(Records contained in a dataset)

○ ○ ○ ○ ○

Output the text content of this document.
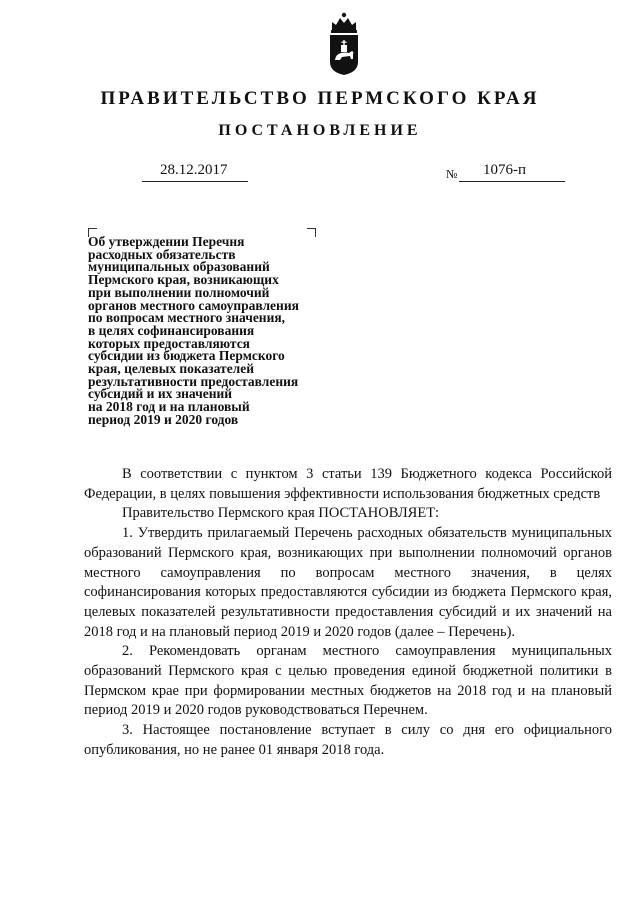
ПРАВИТЕЛЬСТВО ПЕРМСКОГО КРАЯ
ПОСТАНОВЛЕНИЕ
28.12.2017	№ 1076-п
Об утверждении Перечня
расходных обязательств
муниципальных образований
Пермского края, возникающих
при выполнении полномочий
органов местного самоуправления
по вопросам местного значения,
в целях софинансирования
которых предоставляются
субсидии из бюджета Пермского
края, целевых показателей
результативности предоставления
субсидий и их значений
на 2018 год и на плановый
период 2019 и 2020 годов

В соответствии с пунктом 3 статьи 139 Бюджетного кодекса Российской Федерации, в целях повышения эффективности использования бюджетных средств

Правительство Пермского края ПОСТАНОВЛЯЕТ:

1. Утвердить прилагаемый Перечень расходных обязательств муниципальных образований Пермского края, возникающих при выполнении полномочий органов местного самоуправления по вопросам местного значения, в целях софинансирования которых предоставляются субсидии из бюджета Пермского края, целевых показателей результативности предоставления субсидий и их значений на 2018 год и на плановый период 2019 и 2020 годов (далее – Перечень).

2. Рекомендовать органам местного самоуправления муниципальных образований Пермского края с целью проведения единой бюджетной политики в Пермском крае при формировании местных бюджетов на 2018 год и на плановый период 2019 и 2020 годов руководствоваться Перечнем.

3. Настоящее постановление вступает в силу со дня его официального опубликования, но не ранее 01 января 2018 года.
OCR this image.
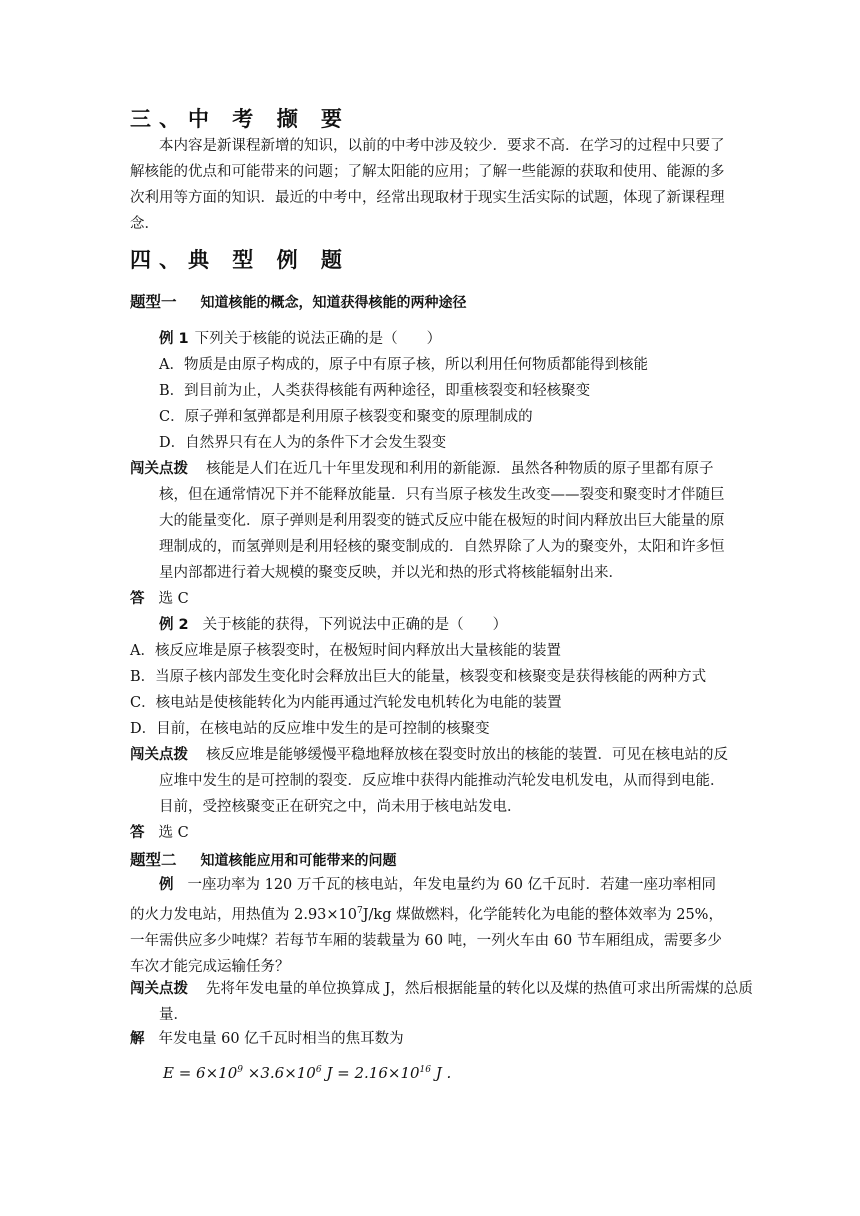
三、中 考 撷 要
本内容是新课程新增的知识，以前的中考中涉及较少．要求不高．在学习的过程中只要了解核能的优点和可能带来的问题；了解太阳能的应用；了解一些能源的获取和使用、能源的多次利用等方面的知识．最近的中考中，经常出现取材于现实生活实际的试题，体现了新课程理念．
四、典 型 例 题
题型一 知道核能的概念，知道获得核能的两种途径
例 1 下列关于核能的说法正确的是（　　）
A．物质是由原子构成的，原子中有原子核，所以利用任何物质都能得到核能
B．到目前为止，人类获得核能有两种途径，即重核裂变和轻核聚变
C．原子弹和氢弹都是利用原子核裂变和聚变的原理制成的
D．自然界只有在人为的条件下才会发生裂变
闯关点拨 核能是人们在近几十年里发现和利用的新能源．虽然各种物质的原子里都有原子核，但在通常情况下并不能释放能量．只有当原子核发生改变——裂变和聚变时才伴随巨大的能量变化．原子弹则是利用裂变的链式反应中能在极短的时间内释放出巨大能量的原理制成的，而氢弹则是利用轻核的聚变制成的．自然界除了人为的聚变外，太阳和许多恒星内部都进行着大规模的聚变反映，并以光和热的形式将核能辐射出来．
答 选 C
例 2 关于核能的获得，下列说法中正确的是（　　）
A．核反应堆是原子核裂变时，在极短时间内释放出大量核能的装置
B．当原子核内部发生变化时会释放出巨大的能量，核裂变和核聚变是获得核能的两种方式
C．核电站是使核能转化为内能再通过汽轮发电机转化为电能的装置
D．目前，在核电站的反应堆中发生的是可控制的核聚变
闯关点拨 核反应堆是能够缓慢平稳地释放核在裂变时放出的核能的装置．可见在核电站的反应堆中发生的是可控制的裂变．反应堆中获得内能推动汽轮发电机发电，从而得到电能．目前，受控核聚变正在研究之中，尚未用于核电站发电．
答 选 C
题型二 知道核能应用和可能带来的问题
例 一座功率为 120 万千瓦的核电站，年发电量约为 60 亿千瓦时．若建一座功率相同的火力发电站，用热值为 $2.93\times 10^7J/kg$ 煤做燃料，化学能转化为电能的整体效率为 25%，一年需供应多少吨煤？若每节车厢的装载量为 60 吨，一列火车由 60 节车厢组成，需要多少车次才能完成运输任务？
闯关点拨 先将年发电量的单位换算成 J，然后根据能量的转化以及煤的热值可求出所需煤的总质量．
解 年发电量 60 亿千瓦时相当的焦耳数为
$E = 6\times 10^9 \times 3.6\times 10^6$ $J = 2.16\times 10^{16}$ J .
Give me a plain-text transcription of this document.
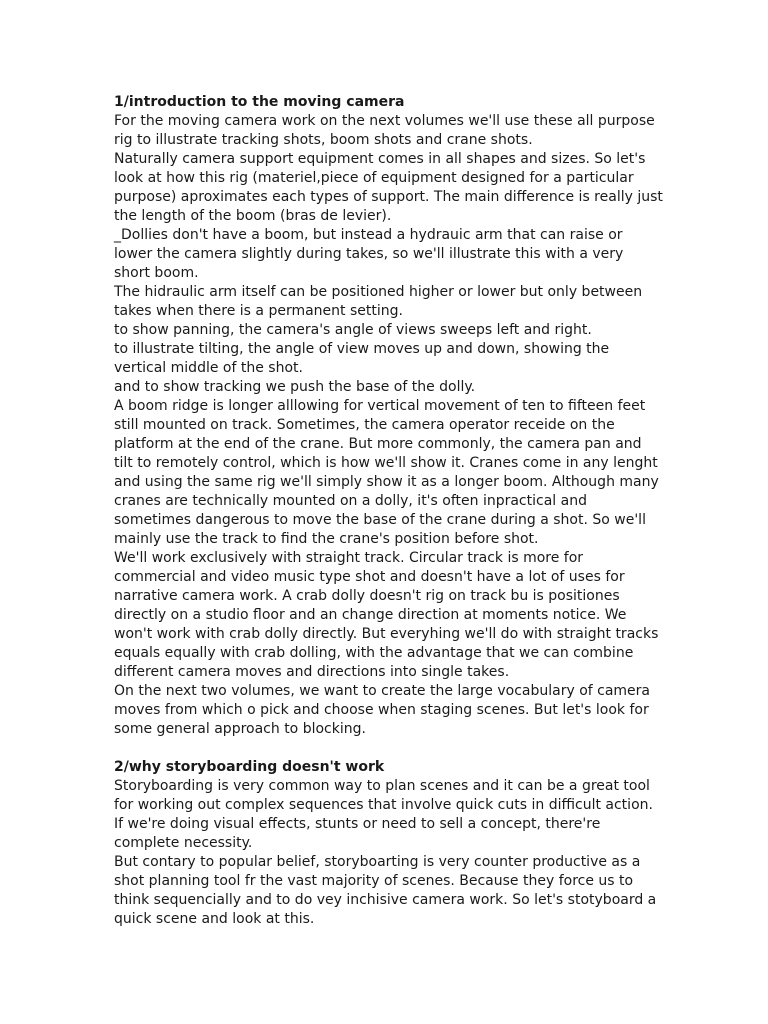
1/introduction to the moving camera
For the moving camera work on the next volumes we'll use these all purpose
rig to illustrate tracking shots, boom shots and crane shots.
Naturally camera support equipment comes in all shapes and sizes. So let's
look at how this rig (materiel,piece of equipment designed for a particular
purpose) aproximates each types of support. The main difference is really just
the length of the boom (bras de levier).
_Dollies don't have a boom, but instead a hydrauic arm that can raise or
lower the camera slightly during takes, so we'll illustrate this with a very
short boom.
The hidraulic arm itself can be positioned higher or lower but only between
takes when there is a permanent setting.
to show panning, the camera's angle of views sweeps left and right.
to illustrate tilting, the angle of view moves up and down, showing the
vertical middle of the shot.
and to show tracking we push the base of the dolly.
A boom ridge is longer alllowing for vertical movement of ten to fifteen feet
still mounted on track. Sometimes, the camera operator receide on the
platform at the end of the crane. But more commonly, the camera pan and
tilt to remotely control, which is how we'll show it. Cranes come in any lenght
and using the same rig we'll simply show it as a longer boom. Although many
cranes are technically mounted on a dolly, it's often inpractical and
sometimes dangerous to move the base of the crane during a shot. So we'll
mainly use the track to find the crane's position before shot.
We'll work exclusively with straight track. Circular track is more for
commercial and video music type shot and doesn't have a lot of uses for
narrative camera work. A crab dolly doesn't rig on track bu is positiones
directly on a studio floor and an change direction at moments notice. We
won't work with crab dolly directly. But everyhing we'll do with straight tracks
equals equally with crab dolling, with the advantage that we can combine
different camera moves and directions into single takes.
On the next two volumes, we want to create the large vocabulary of camera
moves from which o pick and choose when staging scenes. But let's look for
some general approach to blocking.
2/why storyboarding doesn't work
Storyboarding is very common way to plan scenes and it can be a great tool
for working out complex sequences that involve quick cuts in difficult action.
If we're doing visual effects, stunts or need to sell a concept, there're
complete necessity.
But contary to popular belief, storyboarting is very counter productive as a
shot planning tool fr the vast majority of scenes. Because they force us to
think sequencially and to do vey inchisive camera work. So let's stotyboard a
quick scene and look at this.
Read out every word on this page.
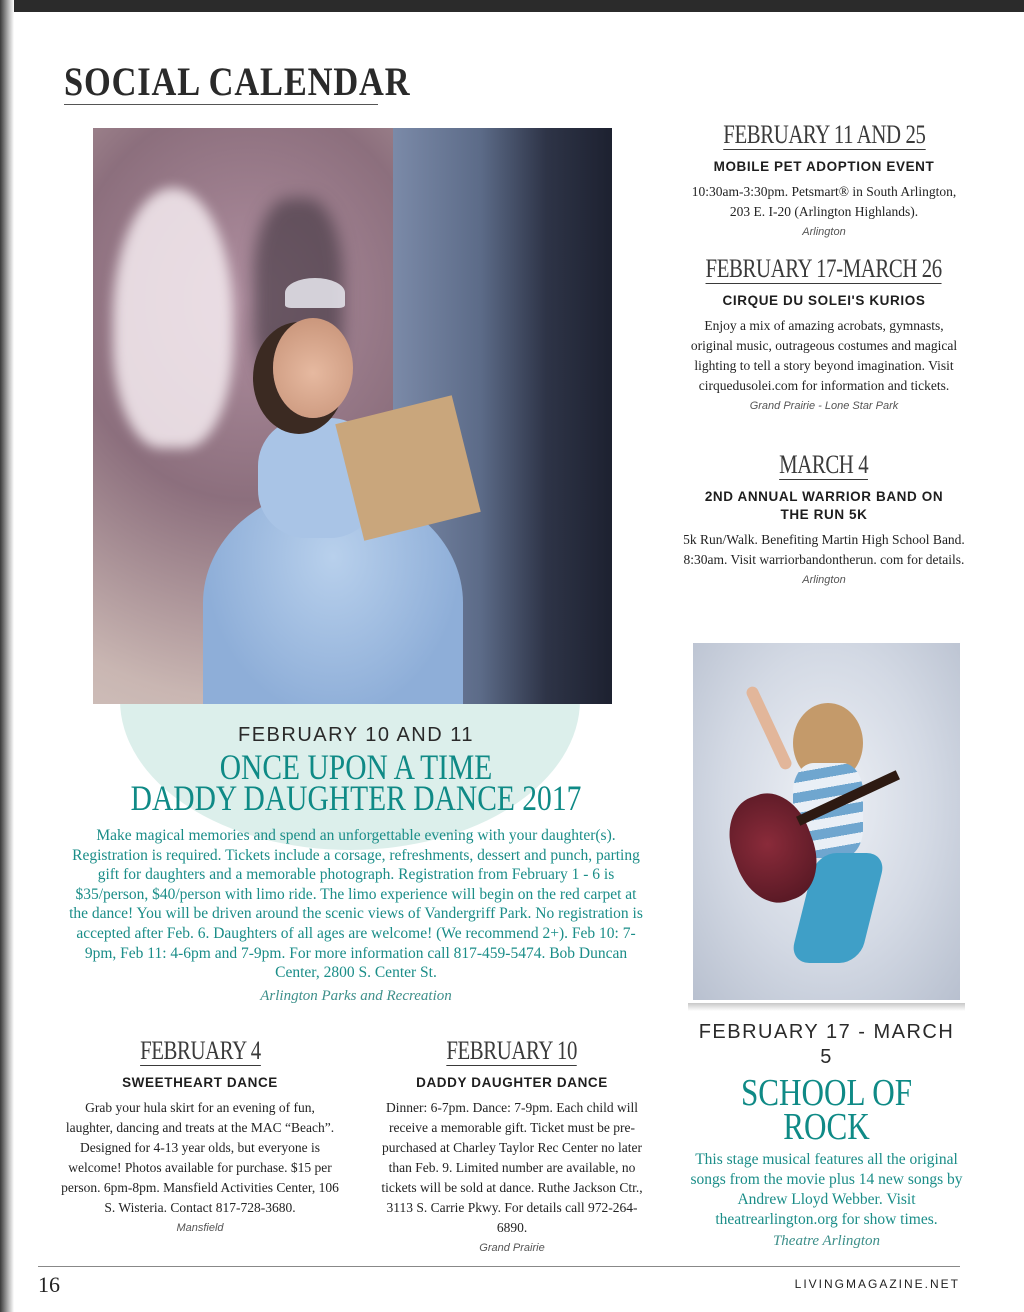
SOCIAL CALENDAR
FEBRUARY 11 AND 25
MOBILE PET ADOPTION EVENT
10:30am-3:30pm. Petsmart® in South Arlington, 203 E. I-20 (Arlington Highlands).
Arlington
FEBRUARY 17-MARCH 26
CIRQUE DU SOLEI'S KURIOS
Enjoy a mix of amazing acrobats, gymnasts, original music, outrageous costumes and magical lighting to tell a story beyond imagination. Visit cirquedusolei.com for information and tickets.
Grand Prairie - Lone Star Park
MARCH 4
2ND ANNUAL WARRIOR BAND ON THE RUN 5K
5k Run/Walk. Benefiting Martin High School Band. 8:30am. Visit warriorbandontherun. com for details.
Arlington
FEBRUARY 10 AND 11
ONCE UPON A TIME
DADDY DAUGHTER DANCE 2017
Make magical memories and spend an unforgettable evening with your daughter(s). Registration is required. Tickets include a corsage, refreshments, dessert and punch, parting gift for daughters and a memorable photograph. Registration from February 1 - 6 is $35/person, $40/person with limo ride. The limo experience will begin on the red carpet at the dance! You will be driven around the scenic views of Vandergriff Park. No registration is accepted after Feb. 6. Daughters of all ages are welcome! (We recommend 2+). Feb 10: 7-9pm, Feb 11: 4-6pm and 7-9pm. For more information call 817-459-5474. Bob Duncan Center, 2800 S. Center St.
Arlington Parks and Recreation
FEBRUARY 4
SWEETHEART DANCE
Grab your hula skirt for an evening of fun, laughter, dancing and treats at the MAC “Beach”. Designed for 4-13 year olds, but everyone is welcome! Photos available for purchase. $15 per person. 6pm-8pm. Mansfield Activities Center, 106 S. Wisteria. Contact 817-728-3680.
Mansfield
FEBRUARY 10
DADDY DAUGHTER DANCE
Dinner: 6-7pm. Dance: 7-9pm. Each child will receive a memorable gift. Ticket must be pre-purchased at Charley Taylor Rec Center no later than Feb. 9. Limited number are available, no tickets will be sold at dance. Ruthe Jackson Ctr., 3113 S. Carrie Pkwy. For details call 972-264-6890.
Grand Prairie
FEBRUARY 17 - MARCH 5
SCHOOL OF
ROCK
This stage musical features all the original songs from the movie plus 14 new songs by Andrew Lloyd Webber. Visit theatrearlington.org for show times.
Theatre Arlington
16	LIVINGMAGAZINE.NET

○ ○ ○ ○ ○

◆ Written exercise ◆
Find the word "tracking" in the data and copy out each line where it turns up.

◆ Response below ◆
rig to illustrate tracking shots, boom shots and crane shots.
and to show tracking we push the base of the dolly.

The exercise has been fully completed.